GOAL: Gather all lines in the data that hold the string "content".

RECORD EXTRACTS start

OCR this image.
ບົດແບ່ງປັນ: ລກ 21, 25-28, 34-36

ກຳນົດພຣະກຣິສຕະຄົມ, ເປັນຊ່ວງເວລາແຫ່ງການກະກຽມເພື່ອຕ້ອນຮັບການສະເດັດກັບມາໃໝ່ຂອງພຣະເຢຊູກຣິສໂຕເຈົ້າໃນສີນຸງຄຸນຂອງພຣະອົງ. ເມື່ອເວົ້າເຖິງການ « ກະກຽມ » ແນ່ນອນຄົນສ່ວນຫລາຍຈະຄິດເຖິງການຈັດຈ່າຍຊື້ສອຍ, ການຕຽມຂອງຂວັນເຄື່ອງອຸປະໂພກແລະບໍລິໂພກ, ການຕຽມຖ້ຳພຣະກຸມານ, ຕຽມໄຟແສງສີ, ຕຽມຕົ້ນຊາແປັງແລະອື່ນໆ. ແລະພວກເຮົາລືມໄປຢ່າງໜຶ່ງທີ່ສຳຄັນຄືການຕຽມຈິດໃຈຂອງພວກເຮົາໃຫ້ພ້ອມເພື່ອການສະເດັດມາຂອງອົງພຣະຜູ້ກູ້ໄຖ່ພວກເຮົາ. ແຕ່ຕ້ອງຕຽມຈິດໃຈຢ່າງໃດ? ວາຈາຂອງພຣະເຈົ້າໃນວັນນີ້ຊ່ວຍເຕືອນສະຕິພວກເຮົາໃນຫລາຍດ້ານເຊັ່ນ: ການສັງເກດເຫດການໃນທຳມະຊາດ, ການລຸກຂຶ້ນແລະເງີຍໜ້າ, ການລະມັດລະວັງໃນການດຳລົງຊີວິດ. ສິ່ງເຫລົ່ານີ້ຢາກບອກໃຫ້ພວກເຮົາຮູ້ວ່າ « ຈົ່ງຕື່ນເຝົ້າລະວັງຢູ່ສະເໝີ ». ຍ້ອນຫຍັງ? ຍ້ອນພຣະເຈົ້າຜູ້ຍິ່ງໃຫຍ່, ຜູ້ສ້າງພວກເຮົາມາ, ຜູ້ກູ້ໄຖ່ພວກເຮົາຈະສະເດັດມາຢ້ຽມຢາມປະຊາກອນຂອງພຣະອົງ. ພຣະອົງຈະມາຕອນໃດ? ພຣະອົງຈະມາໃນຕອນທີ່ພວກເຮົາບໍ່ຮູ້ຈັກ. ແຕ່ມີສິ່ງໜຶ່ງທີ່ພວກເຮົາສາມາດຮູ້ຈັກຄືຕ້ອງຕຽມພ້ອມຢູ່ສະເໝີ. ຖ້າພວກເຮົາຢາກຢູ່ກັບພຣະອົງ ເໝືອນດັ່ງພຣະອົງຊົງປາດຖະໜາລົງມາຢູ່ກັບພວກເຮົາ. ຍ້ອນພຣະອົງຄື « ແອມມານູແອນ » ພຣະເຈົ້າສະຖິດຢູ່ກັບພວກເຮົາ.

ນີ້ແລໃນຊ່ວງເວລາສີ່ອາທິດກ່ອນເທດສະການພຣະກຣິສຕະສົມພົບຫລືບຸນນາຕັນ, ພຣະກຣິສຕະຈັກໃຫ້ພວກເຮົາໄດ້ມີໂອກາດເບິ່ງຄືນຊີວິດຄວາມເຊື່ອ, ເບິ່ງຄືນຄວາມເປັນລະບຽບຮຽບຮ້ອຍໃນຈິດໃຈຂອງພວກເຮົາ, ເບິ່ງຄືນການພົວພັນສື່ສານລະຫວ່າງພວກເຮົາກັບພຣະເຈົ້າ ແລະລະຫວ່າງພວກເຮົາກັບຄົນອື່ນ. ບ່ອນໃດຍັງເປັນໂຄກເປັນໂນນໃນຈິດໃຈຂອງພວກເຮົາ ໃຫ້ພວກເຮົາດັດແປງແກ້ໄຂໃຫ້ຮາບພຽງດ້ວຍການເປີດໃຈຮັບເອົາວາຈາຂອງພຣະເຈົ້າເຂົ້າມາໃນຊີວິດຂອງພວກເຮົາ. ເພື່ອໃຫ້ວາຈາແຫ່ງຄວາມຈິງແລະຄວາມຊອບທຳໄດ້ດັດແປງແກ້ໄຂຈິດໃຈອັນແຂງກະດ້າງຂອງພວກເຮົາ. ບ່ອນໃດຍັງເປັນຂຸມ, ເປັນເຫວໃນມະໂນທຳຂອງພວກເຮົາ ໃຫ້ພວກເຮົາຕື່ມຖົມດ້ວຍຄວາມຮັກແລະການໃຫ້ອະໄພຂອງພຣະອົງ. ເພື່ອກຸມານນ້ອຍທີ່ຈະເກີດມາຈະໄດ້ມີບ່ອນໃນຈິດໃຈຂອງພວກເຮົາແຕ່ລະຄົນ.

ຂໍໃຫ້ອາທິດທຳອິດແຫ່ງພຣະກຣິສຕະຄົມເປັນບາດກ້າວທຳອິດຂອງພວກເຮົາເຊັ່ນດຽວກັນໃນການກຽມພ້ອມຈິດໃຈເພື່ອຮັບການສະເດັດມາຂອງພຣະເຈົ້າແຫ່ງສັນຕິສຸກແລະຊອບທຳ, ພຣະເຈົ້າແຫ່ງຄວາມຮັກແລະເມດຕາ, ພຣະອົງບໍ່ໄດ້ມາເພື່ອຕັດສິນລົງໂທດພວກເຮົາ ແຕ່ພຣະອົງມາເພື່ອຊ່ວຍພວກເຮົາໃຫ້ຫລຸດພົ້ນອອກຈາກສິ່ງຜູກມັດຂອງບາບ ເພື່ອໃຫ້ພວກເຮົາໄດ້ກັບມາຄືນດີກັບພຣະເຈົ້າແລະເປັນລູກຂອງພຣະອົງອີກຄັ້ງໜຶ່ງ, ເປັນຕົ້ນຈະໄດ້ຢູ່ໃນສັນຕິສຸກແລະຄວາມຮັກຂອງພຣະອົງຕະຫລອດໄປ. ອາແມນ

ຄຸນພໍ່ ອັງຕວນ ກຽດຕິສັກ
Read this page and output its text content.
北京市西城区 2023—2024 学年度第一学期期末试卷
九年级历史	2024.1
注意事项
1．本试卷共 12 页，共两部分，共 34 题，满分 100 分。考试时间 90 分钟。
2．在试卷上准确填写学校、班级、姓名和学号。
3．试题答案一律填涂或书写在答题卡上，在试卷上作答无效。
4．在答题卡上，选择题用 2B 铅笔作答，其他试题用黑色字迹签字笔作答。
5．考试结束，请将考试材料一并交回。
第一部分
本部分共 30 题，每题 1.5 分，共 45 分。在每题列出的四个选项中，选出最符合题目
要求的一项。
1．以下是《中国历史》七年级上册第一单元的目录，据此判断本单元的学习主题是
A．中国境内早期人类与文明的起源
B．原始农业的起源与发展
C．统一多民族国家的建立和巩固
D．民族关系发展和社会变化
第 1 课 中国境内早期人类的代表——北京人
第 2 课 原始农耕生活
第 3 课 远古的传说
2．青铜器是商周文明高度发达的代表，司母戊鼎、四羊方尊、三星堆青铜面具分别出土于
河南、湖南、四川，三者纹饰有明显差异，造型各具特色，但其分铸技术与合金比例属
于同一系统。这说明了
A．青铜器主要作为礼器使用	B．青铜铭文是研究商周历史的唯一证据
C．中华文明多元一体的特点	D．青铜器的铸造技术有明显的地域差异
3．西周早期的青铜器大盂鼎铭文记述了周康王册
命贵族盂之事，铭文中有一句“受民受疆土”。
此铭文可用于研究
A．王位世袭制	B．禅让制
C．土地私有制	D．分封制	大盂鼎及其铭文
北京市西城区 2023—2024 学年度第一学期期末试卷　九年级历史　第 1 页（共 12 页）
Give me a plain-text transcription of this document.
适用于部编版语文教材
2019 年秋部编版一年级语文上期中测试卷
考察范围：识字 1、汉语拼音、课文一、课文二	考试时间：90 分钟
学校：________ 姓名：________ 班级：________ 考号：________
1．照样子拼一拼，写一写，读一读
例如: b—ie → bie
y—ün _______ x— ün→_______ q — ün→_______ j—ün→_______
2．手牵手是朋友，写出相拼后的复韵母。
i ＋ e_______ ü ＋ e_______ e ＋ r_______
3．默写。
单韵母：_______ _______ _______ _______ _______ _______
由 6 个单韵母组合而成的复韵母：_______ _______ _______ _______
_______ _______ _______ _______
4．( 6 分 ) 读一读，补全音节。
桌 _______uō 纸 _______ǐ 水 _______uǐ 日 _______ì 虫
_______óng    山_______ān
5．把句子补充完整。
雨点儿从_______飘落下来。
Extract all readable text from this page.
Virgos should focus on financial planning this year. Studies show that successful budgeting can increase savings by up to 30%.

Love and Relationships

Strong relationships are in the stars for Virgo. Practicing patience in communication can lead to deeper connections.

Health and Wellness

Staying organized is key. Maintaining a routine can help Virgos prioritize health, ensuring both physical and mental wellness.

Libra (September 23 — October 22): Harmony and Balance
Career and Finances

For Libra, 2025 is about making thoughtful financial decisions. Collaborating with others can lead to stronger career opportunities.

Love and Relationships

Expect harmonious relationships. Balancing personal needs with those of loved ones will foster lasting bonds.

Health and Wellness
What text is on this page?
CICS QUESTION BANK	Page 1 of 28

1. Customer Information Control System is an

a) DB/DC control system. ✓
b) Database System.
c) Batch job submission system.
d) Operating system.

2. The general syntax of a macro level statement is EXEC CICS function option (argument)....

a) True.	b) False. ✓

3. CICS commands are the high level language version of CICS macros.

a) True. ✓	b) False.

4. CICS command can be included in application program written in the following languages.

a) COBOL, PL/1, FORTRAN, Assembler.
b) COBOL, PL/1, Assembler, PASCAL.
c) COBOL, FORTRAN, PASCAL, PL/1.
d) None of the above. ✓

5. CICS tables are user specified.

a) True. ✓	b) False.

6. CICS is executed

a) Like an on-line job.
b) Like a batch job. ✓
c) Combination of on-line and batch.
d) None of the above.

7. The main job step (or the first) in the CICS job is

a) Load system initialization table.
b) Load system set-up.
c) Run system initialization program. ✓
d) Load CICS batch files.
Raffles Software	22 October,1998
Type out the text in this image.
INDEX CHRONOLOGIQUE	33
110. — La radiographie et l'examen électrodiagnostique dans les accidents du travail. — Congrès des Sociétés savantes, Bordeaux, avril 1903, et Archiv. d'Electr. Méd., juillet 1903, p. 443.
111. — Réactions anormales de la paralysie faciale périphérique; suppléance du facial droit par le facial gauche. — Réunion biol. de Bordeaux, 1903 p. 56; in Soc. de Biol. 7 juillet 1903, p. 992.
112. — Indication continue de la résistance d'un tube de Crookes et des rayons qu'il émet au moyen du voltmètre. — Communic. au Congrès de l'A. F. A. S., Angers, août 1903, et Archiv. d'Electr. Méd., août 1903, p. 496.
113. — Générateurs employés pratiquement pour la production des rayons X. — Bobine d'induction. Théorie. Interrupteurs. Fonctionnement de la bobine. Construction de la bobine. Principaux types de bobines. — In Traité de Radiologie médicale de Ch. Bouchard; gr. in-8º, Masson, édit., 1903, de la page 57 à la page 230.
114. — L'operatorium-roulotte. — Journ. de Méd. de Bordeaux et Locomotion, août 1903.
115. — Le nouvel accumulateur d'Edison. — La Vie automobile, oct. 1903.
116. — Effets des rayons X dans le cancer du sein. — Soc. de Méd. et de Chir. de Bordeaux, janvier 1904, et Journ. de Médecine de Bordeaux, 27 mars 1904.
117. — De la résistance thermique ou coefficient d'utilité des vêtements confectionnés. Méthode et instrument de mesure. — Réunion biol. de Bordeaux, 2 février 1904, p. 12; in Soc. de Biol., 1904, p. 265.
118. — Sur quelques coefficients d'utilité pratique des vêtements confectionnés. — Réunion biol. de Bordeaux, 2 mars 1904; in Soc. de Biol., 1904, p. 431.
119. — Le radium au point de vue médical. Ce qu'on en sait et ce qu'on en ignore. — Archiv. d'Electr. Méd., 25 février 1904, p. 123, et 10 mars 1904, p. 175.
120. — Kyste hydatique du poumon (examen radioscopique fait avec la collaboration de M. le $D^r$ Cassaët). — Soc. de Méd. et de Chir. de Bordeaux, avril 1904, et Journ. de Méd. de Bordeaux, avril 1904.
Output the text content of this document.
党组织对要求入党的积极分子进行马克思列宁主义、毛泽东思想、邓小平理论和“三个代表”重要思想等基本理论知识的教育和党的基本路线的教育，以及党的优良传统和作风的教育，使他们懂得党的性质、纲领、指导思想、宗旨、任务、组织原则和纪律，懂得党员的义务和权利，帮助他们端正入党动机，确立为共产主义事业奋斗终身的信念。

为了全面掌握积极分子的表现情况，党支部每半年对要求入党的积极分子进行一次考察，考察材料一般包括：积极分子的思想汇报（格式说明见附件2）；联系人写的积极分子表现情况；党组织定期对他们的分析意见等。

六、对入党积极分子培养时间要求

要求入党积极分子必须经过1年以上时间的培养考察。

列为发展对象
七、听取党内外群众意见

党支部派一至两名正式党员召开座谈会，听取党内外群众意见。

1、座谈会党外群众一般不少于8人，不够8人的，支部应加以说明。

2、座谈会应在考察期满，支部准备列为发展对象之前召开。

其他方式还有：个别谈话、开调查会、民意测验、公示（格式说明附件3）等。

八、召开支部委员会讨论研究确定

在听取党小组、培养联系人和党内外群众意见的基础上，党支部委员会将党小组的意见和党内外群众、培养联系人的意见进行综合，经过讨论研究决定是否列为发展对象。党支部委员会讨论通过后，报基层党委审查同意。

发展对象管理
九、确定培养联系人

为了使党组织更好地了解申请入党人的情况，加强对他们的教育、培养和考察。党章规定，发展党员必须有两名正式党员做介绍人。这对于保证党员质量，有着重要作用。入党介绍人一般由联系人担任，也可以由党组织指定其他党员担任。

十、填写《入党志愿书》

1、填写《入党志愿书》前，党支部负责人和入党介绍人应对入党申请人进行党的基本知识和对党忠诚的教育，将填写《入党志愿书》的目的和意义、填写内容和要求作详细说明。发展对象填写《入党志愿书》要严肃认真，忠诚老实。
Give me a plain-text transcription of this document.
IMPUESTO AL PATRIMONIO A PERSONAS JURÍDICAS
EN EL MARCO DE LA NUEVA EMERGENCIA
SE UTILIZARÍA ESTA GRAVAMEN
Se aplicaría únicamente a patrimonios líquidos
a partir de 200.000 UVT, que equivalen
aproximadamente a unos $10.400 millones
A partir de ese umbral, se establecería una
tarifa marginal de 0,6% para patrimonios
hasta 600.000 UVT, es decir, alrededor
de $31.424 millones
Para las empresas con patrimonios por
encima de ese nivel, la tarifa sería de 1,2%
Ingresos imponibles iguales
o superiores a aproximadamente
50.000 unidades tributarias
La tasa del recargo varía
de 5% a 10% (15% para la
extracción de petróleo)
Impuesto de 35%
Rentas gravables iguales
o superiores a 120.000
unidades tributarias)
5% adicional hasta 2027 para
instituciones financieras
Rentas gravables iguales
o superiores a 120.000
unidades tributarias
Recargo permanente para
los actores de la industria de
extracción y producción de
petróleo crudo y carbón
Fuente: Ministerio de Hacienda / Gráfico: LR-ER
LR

RECORD EXTRACTS end

OUTPUT OF THE TASK:
Read this page and output its text content.
Output the text content of this document.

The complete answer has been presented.